__Written problem__:
Can you transcribe every line exactly and leave the pictures behind?

__Dataset entries__:
# # #
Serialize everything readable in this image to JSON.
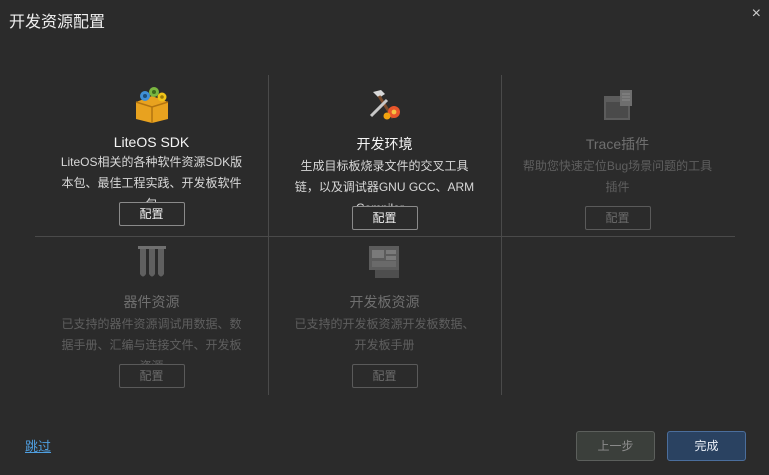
{
  "dialog": {
    "title": "开发资源配置",
    "close_symbol": "×"
  },
  "cards": [
    {
      "name": "LiteOS SDK",
      "desc": "LiteOS相关的各种软件资源SDK版本包、最佳工程实践、开发板软件包",
      "button": "配置",
      "enabled": true,
      "icon": "gears-box-icon"
    },
    {
      "name": "开发环境",
      "desc": "生成目标板烧录文件的交叉工具链，以及调试器GNU GCC、ARM Compiler...",
      "button": "配置",
      "enabled": true,
      "icon": "tools-gear-icon"
    },
    {
      "name": "Trace插件",
      "desc": "帮助您快速定位Bug场景问题的工具插件",
      "button": "配置",
      "enabled": false,
      "icon": "trace-window-icon"
    },
    {
      "name": "器件资源",
      "desc": "已支持的器件资源调试用数据、数据手册、汇编与连接文件、开发板资源",
      "button": "配置",
      "enabled": false,
      "icon": "test-tubes-icon"
    },
    {
      "name": "开发板资源",
      "desc": "已支持的开发板资源开发板数据、开发板手册",
      "button": "配置",
      "enabled": false,
      "icon": "board-icon"
    }
  ],
  "footer": {
    "skip": "跳过",
    "prev": "上一步",
    "finish": "完成"
  }
}
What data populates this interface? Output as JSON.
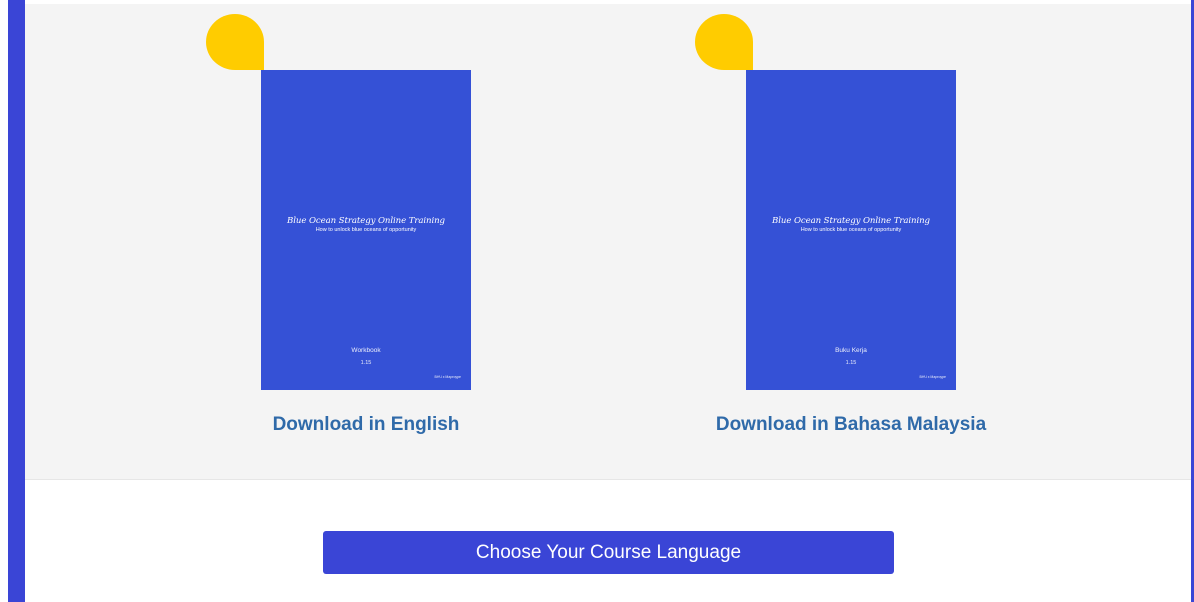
{
  "books": [
    {
      "cover_title": "Blue Ocean Strategy Online Training",
      "cover_subtitle": "How to unlock blue oceans of opportunity",
      "cover_kind": "Workbook",
      "cover_version": "1.15",
      "cover_mark": "ВНЧ х Маргоуре",
      "link_label": "Download in English"
    },
    {
      "cover_title": "Blue Ocean Strategy Online Training",
      "cover_subtitle": "How to unlock blue oceans of opportunity",
      "cover_kind": "Buku Kerja",
      "cover_version": "1.15",
      "cover_mark": "ВНЧ х Маргоуре",
      "link_label": "Download in Bahasa Malaysia"
    }
  ],
  "cta": {
    "label": "Choose Your Course Language"
  },
  "colors": {
    "accent": "#3a45d6",
    "cover": "#3551d6",
    "link": "#2f6aa9",
    "bubble": "#ffcc00",
    "panel": "#f4f4f4"
  }
}
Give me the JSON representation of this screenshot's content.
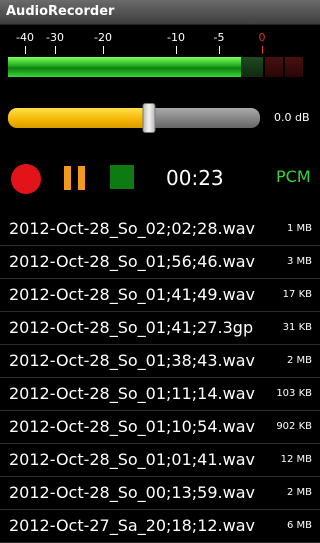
{
  "app": {
    "title": "AudioRecorder"
  },
  "meter": {
    "scale_labels": [
      {
        "text": "-40",
        "db": -40
      },
      {
        "text": "-30",
        "db": -30
      },
      {
        "text": "-20",
        "db": -20
      },
      {
        "text": "-10",
        "db": -10
      },
      {
        "text": "-5",
        "db": -5
      },
      {
        "text": "0",
        "db": 0
      }
    ],
    "colors": {
      "level": "#1ea81e",
      "clip": "#e03030"
    }
  },
  "gain": {
    "level_fraction": 0.56,
    "label": "0.0 dB"
  },
  "controls": {
    "record_icon": "record-icon",
    "pause_icon": "pause-icon",
    "stop_icon": "stop-icon",
    "timer": "00:23",
    "format": "PCM"
  },
  "files": [
    {
      "name": "2012-Oct-28_So_02;02;28.wav",
      "size": "1 MB"
    },
    {
      "name": "2012-Oct-28_So_01;56;46.wav",
      "size": "3 MB"
    },
    {
      "name": "2012-Oct-28_So_01;41;49.wav",
      "size": "17 KB"
    },
    {
      "name": "2012-Oct-28_So_01;41;27.3gp",
      "size": "31 KB"
    },
    {
      "name": "2012-Oct-28_So_01;38;43.wav",
      "size": "2 MB"
    },
    {
      "name": "2012-Oct-28_So_01;11;14.wav",
      "size": "103 KB"
    },
    {
      "name": "2012-Oct-28_So_01;10;54.wav",
      "size": "902 KB"
    },
    {
      "name": "2012-Oct-28_So_01;01;41.wav",
      "size": "12 MB"
    },
    {
      "name": "2012-Oct-28_So_00;13;59.wav",
      "size": "2 MB"
    },
    {
      "name": "2012-Oct-27_Sa_20;18;12.wav",
      "size": "6 MB"
    }
  ]
}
# # #
__Result of this task__:
Serialize everything readable in this image to JSON.
{
  "dialog": {
    "title": "开发资源配置",
    "close_symbol": "×"
  },
  "cards": [
    {
      "name": "LiteOS SDK",
      "desc": "LiteOS相关的各种软件资源SDK版本包、最佳工程实践、开发板软件包",
      "button": "配置",
      "enabled": true,
      "icon": "gears-box-icon"
    },
    {
      "name": "开发环境",
      "desc": "生成目标板烧录文件的交叉工具链，以及调试器GNU GCC、ARM Compiler...",
      "button": "配置",
      "enabled": true,
      "icon": "tools-gear-icon"
    },
    {
      "name": "Trace插件",
      "desc": "帮助您快速定位Bug场景问题的工具插件",
      "button": "配置",
      "enabled": false,
      "icon": "trace-window-icon"
    },
    {
      "name": "器件资源",
      "desc": "已支持的器件资源调试用数据、数据手册、汇编与连接文件、开发板资源",
      "button": "配置",
      "enabled": false,
      "icon": "test-tubes-icon"
    },
    {
      "name": "开发板资源",
      "desc": "已支持的开发板资源开发板数据、开发板手册",
      "button": "配置",
      "enabled": false,
      "icon": "board-icon"
    }
  ],
  "footer": {
    "skip": "跳过",
    "prev": "上一步",
    "finish": "完成"
  }
}
What data populates this interface? Output as JSON.
{
  "books": [
    {
      "cover_title": "Blue Ocean Strategy Online Training",
      "cover_subtitle": "How to unlock blue oceans of opportunity",
      "cover_kind": "Workbook",
      "cover_version": "1.15",
      "cover_mark": "ВНЧ х Маргоуре",
      "link_label": "Download in English"
    },
    {
      "cover_title": "Blue Ocean Strategy Online Training",
      "cover_subtitle": "How to unlock blue oceans of opportunity",
      "cover_kind": "Buku Kerja",
      "cover_version": "1.15",
      "cover_mark": "ВНЧ х Маргоуре",
      "link_label": "Download in Bahasa Malaysia"
    }
  ],
  "cta": {
    "label": "Choose Your Course Language"
  },
  "colors": {
    "accent": "#3a45d6",
    "cover": "#3551d6",
    "link": "#2f6aa9",
    "bubble": "#ffcc00",
    "panel": "#f4f4f4"
  }
}
Give me the JSON representation of this screenshot's content.
{
  "app": {
    "title": "AudioRecorder"
  },
  "meter": {
    "scale_labels": [
      {
        "text": "-40",
        "db": -40
      },
      {
        "text": "-30",
        "db": -30
      },
      {
        "text": "-20",
        "db": -20
      },
      {
        "text": "-10",
        "db": -10
      },
      {
        "text": "-5",
        "db": -5
      },
      {
        "text": "0",
        "db": 0
      }
    ],
    "colors": {
      "level": "#1ea81e",
      "clip": "#e03030"
    }
  },
  "gain": {
    "level_fraction": 0.56,
    "label": "0.0 dB"
  },
  "controls": {
    "record_icon": "record-icon",
    "pause_icon": "pause-icon",
    "stop_icon": "stop-icon",
    "timer": "00:23",
    "format": "PCM"
  },
  "files": [
    {
      "name": "2012-Oct-28_So_02;02;28.wav",
      "size": "1 MB"
    },
    {
      "name": "2012-Oct-28_So_01;56;46.wav",
      "size": "3 MB"
    },
    {
      "name": "2012-Oct-28_So_01;41;49.wav",
      "size": "17 KB"
    },
    {
      "name": "2012-Oct-28_So_01;41;27.3gp",
      "size": "31 KB"
    },
    {
      "name": "2012-Oct-28_So_01;38;43.wav",
      "size": "2 MB"
    },
    {
      "name": "2012-Oct-28_So_01;11;14.wav",
      "size": "103 KB"
    },
    {
      "name": "2012-Oct-28_So_01;10;54.wav",
      "size": "902 KB"
    },
    {
      "name": "2012-Oct-28_So_01;01;41.wav",
      "size": "12 MB"
    },
    {
      "name": "2012-Oct-28_So_00;13;59.wav",
      "size": "2 MB"
    },
    {
      "name": "2012-Oct-27_Sa_20;18;12.wav",
      "size": "6 MB"
    }
  ]
}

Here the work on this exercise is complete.